PROVIDED MATERIAL:

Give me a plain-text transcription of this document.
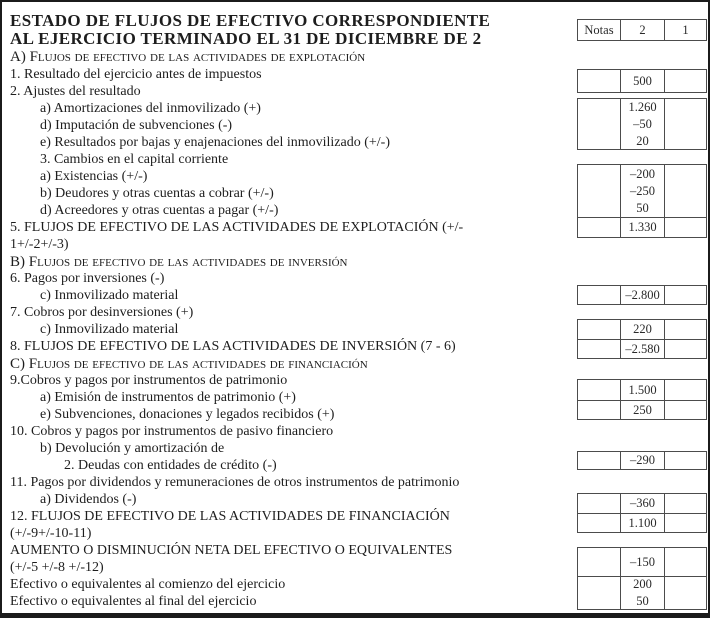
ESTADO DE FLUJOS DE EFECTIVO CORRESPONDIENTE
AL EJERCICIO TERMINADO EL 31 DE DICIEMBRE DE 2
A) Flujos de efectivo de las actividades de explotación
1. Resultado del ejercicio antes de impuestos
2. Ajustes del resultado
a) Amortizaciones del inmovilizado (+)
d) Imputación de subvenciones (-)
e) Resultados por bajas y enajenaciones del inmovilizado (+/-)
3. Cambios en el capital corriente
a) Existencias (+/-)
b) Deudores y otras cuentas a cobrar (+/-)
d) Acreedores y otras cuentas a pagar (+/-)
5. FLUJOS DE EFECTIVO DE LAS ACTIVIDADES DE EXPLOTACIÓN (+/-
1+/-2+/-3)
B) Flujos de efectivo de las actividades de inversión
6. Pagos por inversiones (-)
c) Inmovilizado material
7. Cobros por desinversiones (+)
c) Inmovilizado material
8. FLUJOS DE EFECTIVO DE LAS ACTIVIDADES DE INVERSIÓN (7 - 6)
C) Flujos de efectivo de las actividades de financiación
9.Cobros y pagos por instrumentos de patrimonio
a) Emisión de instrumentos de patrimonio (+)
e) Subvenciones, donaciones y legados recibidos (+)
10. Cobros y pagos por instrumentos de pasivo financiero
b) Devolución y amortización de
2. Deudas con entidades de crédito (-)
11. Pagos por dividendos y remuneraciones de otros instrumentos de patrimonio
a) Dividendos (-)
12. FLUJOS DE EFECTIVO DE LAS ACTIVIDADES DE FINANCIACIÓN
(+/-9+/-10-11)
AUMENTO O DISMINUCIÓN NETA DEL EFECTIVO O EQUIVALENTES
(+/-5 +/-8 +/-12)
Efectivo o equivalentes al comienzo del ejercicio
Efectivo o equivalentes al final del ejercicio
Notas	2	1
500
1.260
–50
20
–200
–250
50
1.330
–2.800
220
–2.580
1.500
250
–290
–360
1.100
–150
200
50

EXERCISE TASK: Omit every picture, then reproduce the rest of the listing exactly.

RESPONSE FOR THIS EXERCISE:
Give me a plain-text transcription of this document.
ESTADO DE FLUJOS DE EFECTIVO CORRESPONDIENTE
AL EJERCICIO TERMINADO EL 31 DE DICIEMBRE DE 2
A) Flujos de efectivo de las actividades de explotación
1. Resultado del ejercicio antes de impuestos
2. Ajustes del resultado
a) Amortizaciones del inmovilizado (+)
d) Imputación de subvenciones (-)
e) Resultados por bajas y enajenaciones del inmovilizado (+/-)
3. Cambios en el capital corriente
a) Existencias (+/-)
b) Deudores y otras cuentas a cobrar (+/-)
d) Acreedores y otras cuentas a pagar (+/-)
5. FLUJOS DE EFECTIVO DE LAS ACTIVIDADES DE EXPLOTACIÓN (+/-
1+/-2+/-3)
B) Flujos de efectivo de las actividades de inversión
6. Pagos por inversiones (-)
c) Inmovilizado material
7. Cobros por desinversiones (+)
c) Inmovilizado material
8. FLUJOS DE EFECTIVO DE LAS ACTIVIDADES DE INVERSIÓN (7 - 6)
C) Flujos de efectivo de las actividades de financiación
9.Cobros y pagos por instrumentos de patrimonio
a) Emisión de instrumentos de patrimonio (+)
e) Subvenciones, donaciones y legados recibidos (+)
10. Cobros y pagos por instrumentos de pasivo financiero
b) Devolución y amortización de
2. Deudas con entidades de crédito (-)
11. Pagos por dividendos y remuneraciones de otros instrumentos de patrimonio
a) Dividendos (-)
12. FLUJOS DE EFECTIVO DE LAS ACTIVIDADES DE FINANCIACIÓN
(+/-9+/-10-11)
AUMENTO O DISMINUCIÓN NETA DEL EFECTIVO O EQUIVALENTES
(+/-5 +/-8 +/-12)
Efectivo o equivalentes al comienzo del ejercicio
Efectivo o equivalentes al final del ejercicio
Notas	2	1
500
1.260
–50
20
–200
–250
50
1.330
–2.800
220
–2.580
1.500
250
–290
–360
1.100
–150
200
50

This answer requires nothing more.